### Document text

What about something like this?  If the shadow page can't be zapped because
something else was modifying it, just move on and deal with it next time.

	for ( ; to_zap; --to_zap) {
		...

		if (kvm_mmu_sp_dirty_logging_enabled(kvm, sp)) {
			spin_lock(&kvm->arch.tdp_mmu_pages_lock);
			unaccount_nx_huge_page(kvm, sp);
			spin_unlock(&kvm->arch.tdp_mmu_pages_lock);
		} else if (!tdp_mmu_zap_sp(...)) {
			flush = true;
		} else {
			spin_lock(&kvm->arch.tdp_mmu_pages_lock);
			list_move_tail(&sp->possible_nx_huge_page_link, kvm->
				       &kvm->arch.possible_nx_huge_pages);
			spin_unlock(&kvm->arch.tdp_mmu_pages_lock);
		}
	}

But jumping back to the "we actually can [hold tdp_mmu_pages_lock]", if the zap
is split into the actually CMPXCHG vs. handle_removed_pt() call, then the lock
can be held while walking+zapping.  And it's quite straightforward, if we're
willing to forego the sanity checks on the old_spte, which would require wrapping
the sp in a struct to create a tuple.

### Task list
- 1) Answer these questions about the post on zapping shadow pages:
(a) What should be done if a shadow page can't be zapped because something else was modifying it?
(b) In the code, which variable is set to true in the branch that tests `!tdp_mmu_zap_sp(...)`?
(c) What would have to be given up for holding the lock while walking and zapping to be straightforward?
- 2) Quote the post on zapping shadow pages word for word, starting with "But jumping back" and going on through "create a tuple.".

### Raw records
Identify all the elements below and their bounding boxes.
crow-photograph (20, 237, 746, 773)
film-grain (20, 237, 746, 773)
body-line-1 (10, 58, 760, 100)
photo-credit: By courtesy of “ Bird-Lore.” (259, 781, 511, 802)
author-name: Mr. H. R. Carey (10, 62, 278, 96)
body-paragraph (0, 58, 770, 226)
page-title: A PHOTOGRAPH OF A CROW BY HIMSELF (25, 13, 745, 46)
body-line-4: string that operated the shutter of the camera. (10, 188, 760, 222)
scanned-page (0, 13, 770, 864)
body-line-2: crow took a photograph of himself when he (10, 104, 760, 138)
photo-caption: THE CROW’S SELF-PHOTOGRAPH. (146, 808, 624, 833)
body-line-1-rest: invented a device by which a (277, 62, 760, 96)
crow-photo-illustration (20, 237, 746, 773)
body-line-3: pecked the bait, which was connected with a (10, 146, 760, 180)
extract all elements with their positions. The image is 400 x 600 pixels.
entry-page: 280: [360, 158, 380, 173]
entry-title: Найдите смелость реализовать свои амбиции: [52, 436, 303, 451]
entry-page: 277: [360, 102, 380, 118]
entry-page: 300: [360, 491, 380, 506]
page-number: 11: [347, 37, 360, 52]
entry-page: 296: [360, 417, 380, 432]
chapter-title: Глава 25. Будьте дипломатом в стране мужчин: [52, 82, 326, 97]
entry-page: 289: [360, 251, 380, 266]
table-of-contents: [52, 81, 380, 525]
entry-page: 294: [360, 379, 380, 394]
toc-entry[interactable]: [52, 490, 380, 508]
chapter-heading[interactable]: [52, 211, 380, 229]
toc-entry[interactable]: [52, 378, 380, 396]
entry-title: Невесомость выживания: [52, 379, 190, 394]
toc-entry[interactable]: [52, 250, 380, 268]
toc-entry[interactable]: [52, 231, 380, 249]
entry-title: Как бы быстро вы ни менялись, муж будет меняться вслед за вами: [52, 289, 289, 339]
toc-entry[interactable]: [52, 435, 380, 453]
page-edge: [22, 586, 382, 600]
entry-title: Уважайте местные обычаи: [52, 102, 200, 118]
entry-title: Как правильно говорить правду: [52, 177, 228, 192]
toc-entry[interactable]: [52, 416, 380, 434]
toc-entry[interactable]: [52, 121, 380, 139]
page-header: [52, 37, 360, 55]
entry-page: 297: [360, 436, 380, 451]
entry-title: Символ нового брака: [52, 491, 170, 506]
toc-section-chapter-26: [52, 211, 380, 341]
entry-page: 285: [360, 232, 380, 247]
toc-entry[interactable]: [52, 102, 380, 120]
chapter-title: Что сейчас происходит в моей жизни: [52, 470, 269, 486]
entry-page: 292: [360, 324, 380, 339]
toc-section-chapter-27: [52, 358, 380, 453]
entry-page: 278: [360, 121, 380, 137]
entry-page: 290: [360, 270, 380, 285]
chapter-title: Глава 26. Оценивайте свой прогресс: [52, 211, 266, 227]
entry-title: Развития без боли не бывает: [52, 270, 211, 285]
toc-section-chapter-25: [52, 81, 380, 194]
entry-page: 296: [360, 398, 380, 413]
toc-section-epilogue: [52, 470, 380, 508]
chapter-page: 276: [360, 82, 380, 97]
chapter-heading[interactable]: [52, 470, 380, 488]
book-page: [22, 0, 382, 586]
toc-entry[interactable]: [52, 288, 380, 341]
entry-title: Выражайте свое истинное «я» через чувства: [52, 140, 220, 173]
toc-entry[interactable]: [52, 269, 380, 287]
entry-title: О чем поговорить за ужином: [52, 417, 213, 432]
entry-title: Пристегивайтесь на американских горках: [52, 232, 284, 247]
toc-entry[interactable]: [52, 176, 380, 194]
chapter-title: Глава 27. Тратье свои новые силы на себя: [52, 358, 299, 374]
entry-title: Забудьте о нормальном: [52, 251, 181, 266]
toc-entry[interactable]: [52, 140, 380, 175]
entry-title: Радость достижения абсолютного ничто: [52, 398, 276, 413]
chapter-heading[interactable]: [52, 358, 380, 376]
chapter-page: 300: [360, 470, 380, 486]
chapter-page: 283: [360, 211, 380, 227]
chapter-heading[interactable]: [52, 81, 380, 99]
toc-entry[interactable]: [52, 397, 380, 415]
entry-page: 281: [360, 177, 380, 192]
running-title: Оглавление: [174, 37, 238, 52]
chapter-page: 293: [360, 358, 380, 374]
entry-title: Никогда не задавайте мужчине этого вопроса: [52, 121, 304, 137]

### Problem solutions
- 1)
(a) Move on and deal with it next time.
(b) flush
(c) The sanity checks on the old_spte.

- 2)
But jumping back to the "we actually can [hold tdp_mmu_pages_lock]", if the zap
is split into the actually CMPXCHG vs. handle_removed_pt() call, then the lock
can be held while walking+zapping.  And it's quite straightforward, if we're
willing to forego the sanity checks on the old_spte, which would require wrapping
the sp in a struct to create a tuple.